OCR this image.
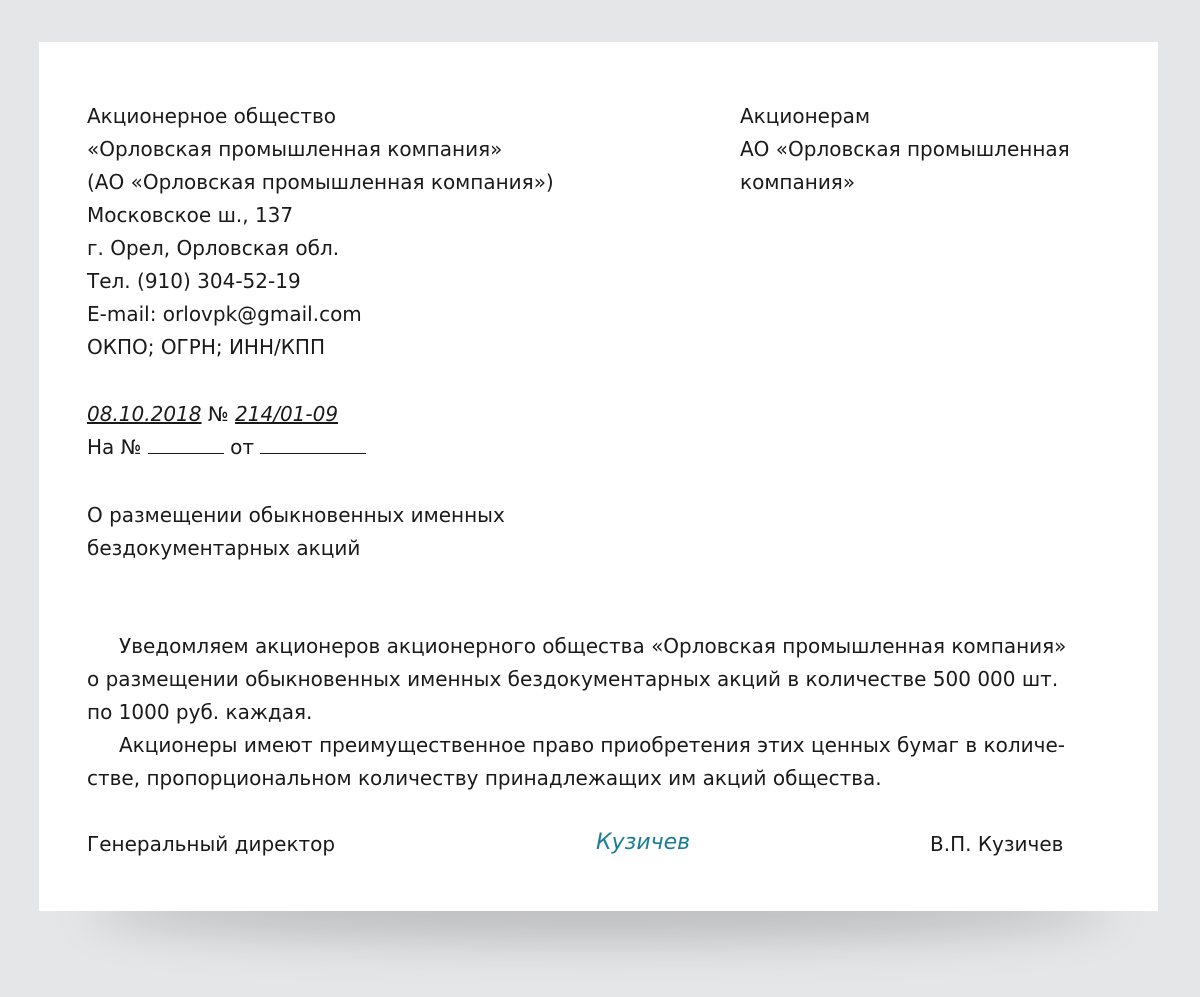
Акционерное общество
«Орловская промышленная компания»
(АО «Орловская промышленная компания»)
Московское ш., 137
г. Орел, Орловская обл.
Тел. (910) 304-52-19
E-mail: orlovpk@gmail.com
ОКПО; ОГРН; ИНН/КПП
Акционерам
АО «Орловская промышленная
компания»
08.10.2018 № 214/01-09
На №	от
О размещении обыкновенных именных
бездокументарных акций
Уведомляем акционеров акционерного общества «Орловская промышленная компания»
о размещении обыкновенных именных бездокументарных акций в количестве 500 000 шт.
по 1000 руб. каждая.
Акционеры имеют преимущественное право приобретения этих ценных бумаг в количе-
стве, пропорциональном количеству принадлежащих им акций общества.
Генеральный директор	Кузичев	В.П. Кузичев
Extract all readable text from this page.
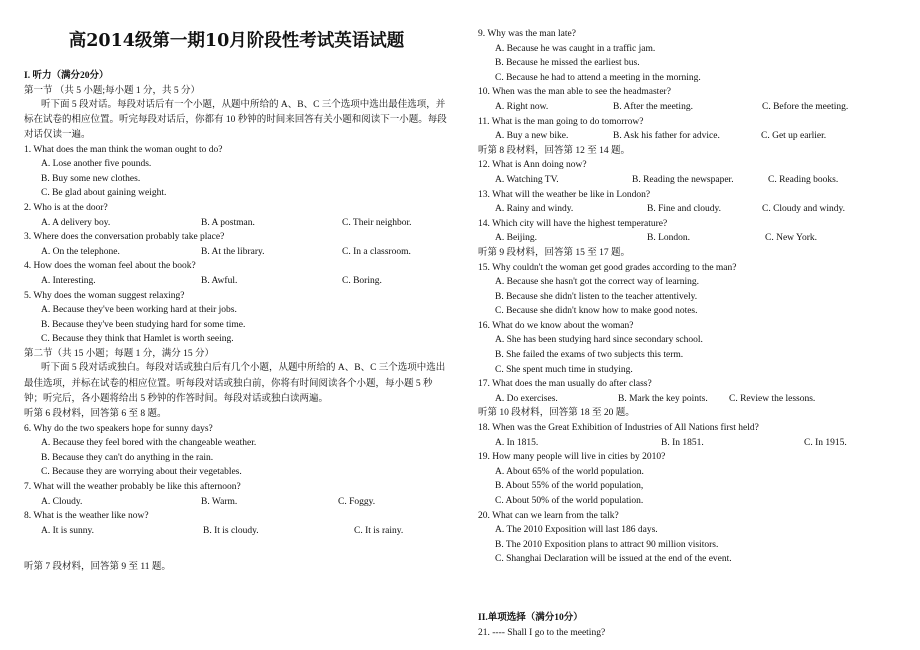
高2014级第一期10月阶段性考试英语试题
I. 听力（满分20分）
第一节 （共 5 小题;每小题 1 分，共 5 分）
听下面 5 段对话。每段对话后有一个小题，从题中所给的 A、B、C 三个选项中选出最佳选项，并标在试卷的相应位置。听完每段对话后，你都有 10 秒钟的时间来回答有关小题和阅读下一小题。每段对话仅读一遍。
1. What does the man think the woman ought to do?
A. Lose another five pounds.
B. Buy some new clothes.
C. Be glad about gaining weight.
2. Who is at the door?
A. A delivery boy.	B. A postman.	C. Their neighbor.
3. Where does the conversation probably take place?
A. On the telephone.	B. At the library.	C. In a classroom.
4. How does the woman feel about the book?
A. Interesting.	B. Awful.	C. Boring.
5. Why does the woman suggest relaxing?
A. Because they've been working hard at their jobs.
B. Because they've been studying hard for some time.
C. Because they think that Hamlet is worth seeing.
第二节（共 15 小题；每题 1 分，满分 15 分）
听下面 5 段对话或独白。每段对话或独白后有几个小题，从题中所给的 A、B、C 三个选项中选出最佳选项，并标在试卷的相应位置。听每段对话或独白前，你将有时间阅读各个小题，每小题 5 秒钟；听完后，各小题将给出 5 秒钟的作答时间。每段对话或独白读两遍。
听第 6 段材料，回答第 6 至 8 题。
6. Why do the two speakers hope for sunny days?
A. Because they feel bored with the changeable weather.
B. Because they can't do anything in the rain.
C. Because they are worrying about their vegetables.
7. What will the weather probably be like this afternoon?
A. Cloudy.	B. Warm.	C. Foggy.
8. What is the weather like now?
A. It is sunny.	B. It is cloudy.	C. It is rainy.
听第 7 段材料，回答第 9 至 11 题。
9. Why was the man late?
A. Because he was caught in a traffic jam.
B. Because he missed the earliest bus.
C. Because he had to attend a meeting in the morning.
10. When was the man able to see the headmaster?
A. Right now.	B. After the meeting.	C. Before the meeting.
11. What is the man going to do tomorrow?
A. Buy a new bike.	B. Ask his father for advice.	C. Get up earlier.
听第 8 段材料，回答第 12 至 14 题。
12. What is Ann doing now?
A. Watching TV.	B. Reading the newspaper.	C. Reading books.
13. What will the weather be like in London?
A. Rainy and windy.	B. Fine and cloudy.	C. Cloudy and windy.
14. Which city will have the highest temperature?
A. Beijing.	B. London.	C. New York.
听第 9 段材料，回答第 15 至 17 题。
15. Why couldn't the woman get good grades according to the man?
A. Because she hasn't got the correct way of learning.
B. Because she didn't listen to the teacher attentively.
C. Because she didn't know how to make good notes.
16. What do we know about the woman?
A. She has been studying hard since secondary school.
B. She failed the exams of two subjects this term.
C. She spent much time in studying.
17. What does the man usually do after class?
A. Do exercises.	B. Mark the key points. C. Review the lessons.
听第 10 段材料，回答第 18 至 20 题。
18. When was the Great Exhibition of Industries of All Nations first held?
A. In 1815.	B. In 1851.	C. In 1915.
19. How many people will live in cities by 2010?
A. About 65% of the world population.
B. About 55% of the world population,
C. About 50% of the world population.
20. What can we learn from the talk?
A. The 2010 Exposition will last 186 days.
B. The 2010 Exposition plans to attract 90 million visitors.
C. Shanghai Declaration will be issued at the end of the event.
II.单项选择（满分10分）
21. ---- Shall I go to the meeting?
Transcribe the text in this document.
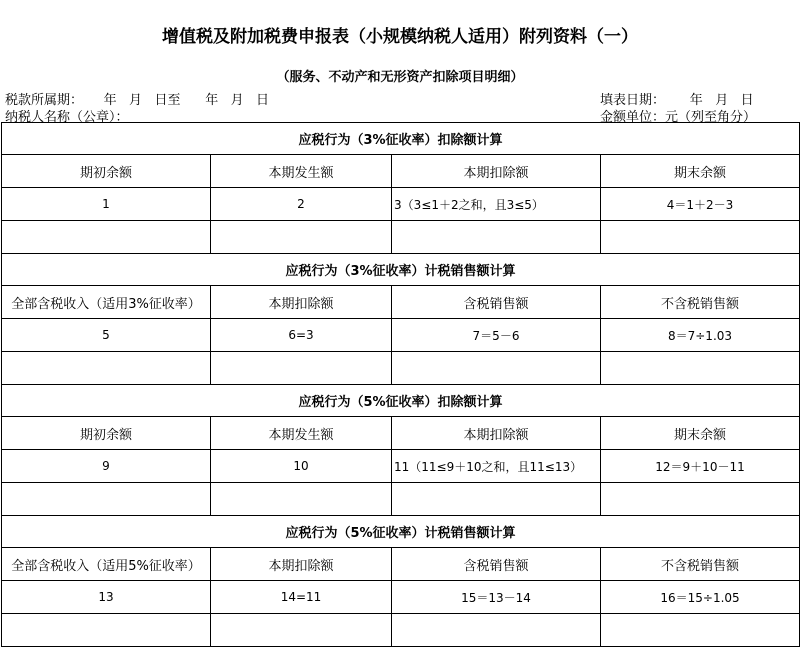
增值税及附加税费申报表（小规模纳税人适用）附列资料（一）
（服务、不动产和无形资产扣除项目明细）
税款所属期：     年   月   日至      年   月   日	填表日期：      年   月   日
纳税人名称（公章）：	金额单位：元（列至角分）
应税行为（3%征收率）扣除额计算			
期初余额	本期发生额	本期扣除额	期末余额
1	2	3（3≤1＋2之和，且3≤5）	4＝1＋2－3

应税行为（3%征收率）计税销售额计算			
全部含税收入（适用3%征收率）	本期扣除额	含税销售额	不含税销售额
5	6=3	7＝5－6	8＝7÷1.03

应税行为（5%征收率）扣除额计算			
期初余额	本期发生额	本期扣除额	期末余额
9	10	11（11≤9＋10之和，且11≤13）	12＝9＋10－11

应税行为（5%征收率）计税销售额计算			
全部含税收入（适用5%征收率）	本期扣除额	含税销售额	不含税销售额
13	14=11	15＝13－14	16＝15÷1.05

::::

**Description of the task**
Pull every line containing the word "they" out of the entries above.

**Result below**
A. Because they've been working hard at their jobs.
B. Because they've been studying hard for some time.
C. Because they think that Hamlet is worth seeing.
A. Because they feel bored with the changeable weather.
B. Because they can't do anything in the rain.
C. Because they are worrying about their vegetables.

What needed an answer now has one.